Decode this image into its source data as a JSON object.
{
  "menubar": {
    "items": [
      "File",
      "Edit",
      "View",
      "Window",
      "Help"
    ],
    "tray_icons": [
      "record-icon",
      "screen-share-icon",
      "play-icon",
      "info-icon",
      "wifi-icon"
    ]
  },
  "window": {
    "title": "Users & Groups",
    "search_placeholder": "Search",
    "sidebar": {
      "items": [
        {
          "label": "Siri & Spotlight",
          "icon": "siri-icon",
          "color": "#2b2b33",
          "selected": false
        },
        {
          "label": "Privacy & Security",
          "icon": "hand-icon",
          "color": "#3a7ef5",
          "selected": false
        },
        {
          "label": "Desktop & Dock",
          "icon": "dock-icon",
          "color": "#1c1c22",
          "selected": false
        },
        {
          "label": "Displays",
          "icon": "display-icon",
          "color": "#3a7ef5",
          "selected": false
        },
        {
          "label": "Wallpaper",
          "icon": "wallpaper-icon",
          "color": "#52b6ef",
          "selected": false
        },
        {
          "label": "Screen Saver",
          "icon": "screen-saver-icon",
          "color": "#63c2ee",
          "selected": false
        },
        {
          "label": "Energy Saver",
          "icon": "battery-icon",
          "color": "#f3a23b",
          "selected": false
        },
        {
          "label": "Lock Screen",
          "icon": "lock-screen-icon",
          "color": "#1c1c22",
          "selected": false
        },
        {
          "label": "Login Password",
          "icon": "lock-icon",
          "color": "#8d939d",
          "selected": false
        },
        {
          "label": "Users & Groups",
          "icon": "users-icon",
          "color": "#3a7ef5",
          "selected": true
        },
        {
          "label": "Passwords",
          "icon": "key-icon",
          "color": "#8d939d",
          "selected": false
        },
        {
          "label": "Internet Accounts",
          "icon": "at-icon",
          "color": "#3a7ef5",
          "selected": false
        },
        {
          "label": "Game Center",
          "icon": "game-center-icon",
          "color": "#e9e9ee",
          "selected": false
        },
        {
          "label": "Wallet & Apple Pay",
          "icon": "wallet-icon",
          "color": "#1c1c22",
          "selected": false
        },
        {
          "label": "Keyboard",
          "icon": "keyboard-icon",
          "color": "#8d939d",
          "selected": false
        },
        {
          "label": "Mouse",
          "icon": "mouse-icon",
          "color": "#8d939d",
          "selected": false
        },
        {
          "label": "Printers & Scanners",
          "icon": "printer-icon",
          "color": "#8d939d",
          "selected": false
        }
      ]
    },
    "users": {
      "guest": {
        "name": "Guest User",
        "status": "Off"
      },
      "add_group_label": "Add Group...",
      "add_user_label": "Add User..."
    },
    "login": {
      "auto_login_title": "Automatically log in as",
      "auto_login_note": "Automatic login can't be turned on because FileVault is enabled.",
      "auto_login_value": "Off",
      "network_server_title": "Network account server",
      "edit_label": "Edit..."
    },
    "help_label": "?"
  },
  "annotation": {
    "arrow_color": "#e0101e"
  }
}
☆ ☆ ☆
-- Written exercise --
Go through the records above and retype each one exactly.

-- Result for this exercise --
Decode this image into its source data as a JSON object.
{
  "menubar": {
    "items": [
      "File",
      "Edit",
      "View",
      "Window",
      "Help"
    ],
    "tray_icons": [
      "record-icon",
      "screen-share-icon",
      "play-icon",
      "info-icon",
      "wifi-icon"
    ]
  },
  "window": {
    "title": "Users & Groups",
    "search_placeholder": "Search",
    "sidebar": {
      "items": [
        {
          "label": "Siri & Spotlight",
          "icon": "siri-icon",
          "color": "#2b2b33",
          "selected": false
        },
        {
          "label": "Privacy & Security",
          "icon": "hand-icon",
          "color": "#3a7ef5",
          "selected": false
        },
        {
          "label": "Desktop & Dock",
          "icon": "dock-icon",
          "color": "#1c1c22",
          "selected": false
        },
        {
          "label": "Displays",
          "icon": "display-icon",
          "color": "#3a7ef5",
          "selected": false
        },
        {
          "label": "Wallpaper",
          "icon": "wallpaper-icon",
          "color": "#52b6ef",
          "selected": false
        },
        {
          "label": "Screen Saver",
          "icon": "screen-saver-icon",
          "color": "#63c2ee",
          "selected": false
        },
        {
          "label": "Energy Saver",
          "icon": "battery-icon",
          "color": "#f3a23b",
          "selected": false
        },
        {
          "label": "Lock Screen",
          "icon": "lock-screen-icon",
          "color": "#1c1c22",
          "selected": false
        },
        {
          "label": "Login Password",
          "icon": "lock-icon",
          "color": "#8d939d",
          "selected": false
        },
        {
          "label": "Users & Groups",
          "icon": "users-icon",
          "color": "#3a7ef5",
          "selected": true
        },
        {
          "label": "Passwords",
          "icon": "key-icon",
          "color": "#8d939d",
          "selected": false
        },
        {
          "label": "Internet Accounts",
          "icon": "at-icon",
          "color": "#3a7ef5",
          "selected": false
        },
        {
          "label": "Game Center",
          "icon": "game-center-icon",
          "color": "#e9e9ee",
          "selected": false
        },
        {
          "label": "Wallet & Apple Pay",
          "icon": "wallet-icon",
          "color": "#1c1c22",
          "selected": false
        },
        {
          "label": "Keyboard",
          "icon": "keyboard-icon",
          "color": "#8d939d",
          "selected": false
        },
        {
          "label": "Mouse",
          "icon": "mouse-icon",
          "color": "#8d939d",
          "selected": false
        },
        {
          "label": "Printers & Scanners",
          "icon": "printer-icon",
          "color": "#8d939d",
          "selected": false
        }
      ]
    },
    "users": {
      "guest": {
        "name": "Guest User",
        "status": "Off"
      },
      "add_group_label": "Add Group...",
      "add_user_label": "Add User..."
    },
    "login": {
      "auto_login_title": "Automatically log in as",
      "auto_login_note": "Automatic login can't be turned on because FileVault is enabled.",
      "auto_login_value": "Off",
      "network_server_title": "Network account server",
      "edit_label": "Edit..."
    },
    "help_label": "?"
  },
  "annotation": {
    "arrow_color": "#e0101e"
  }
}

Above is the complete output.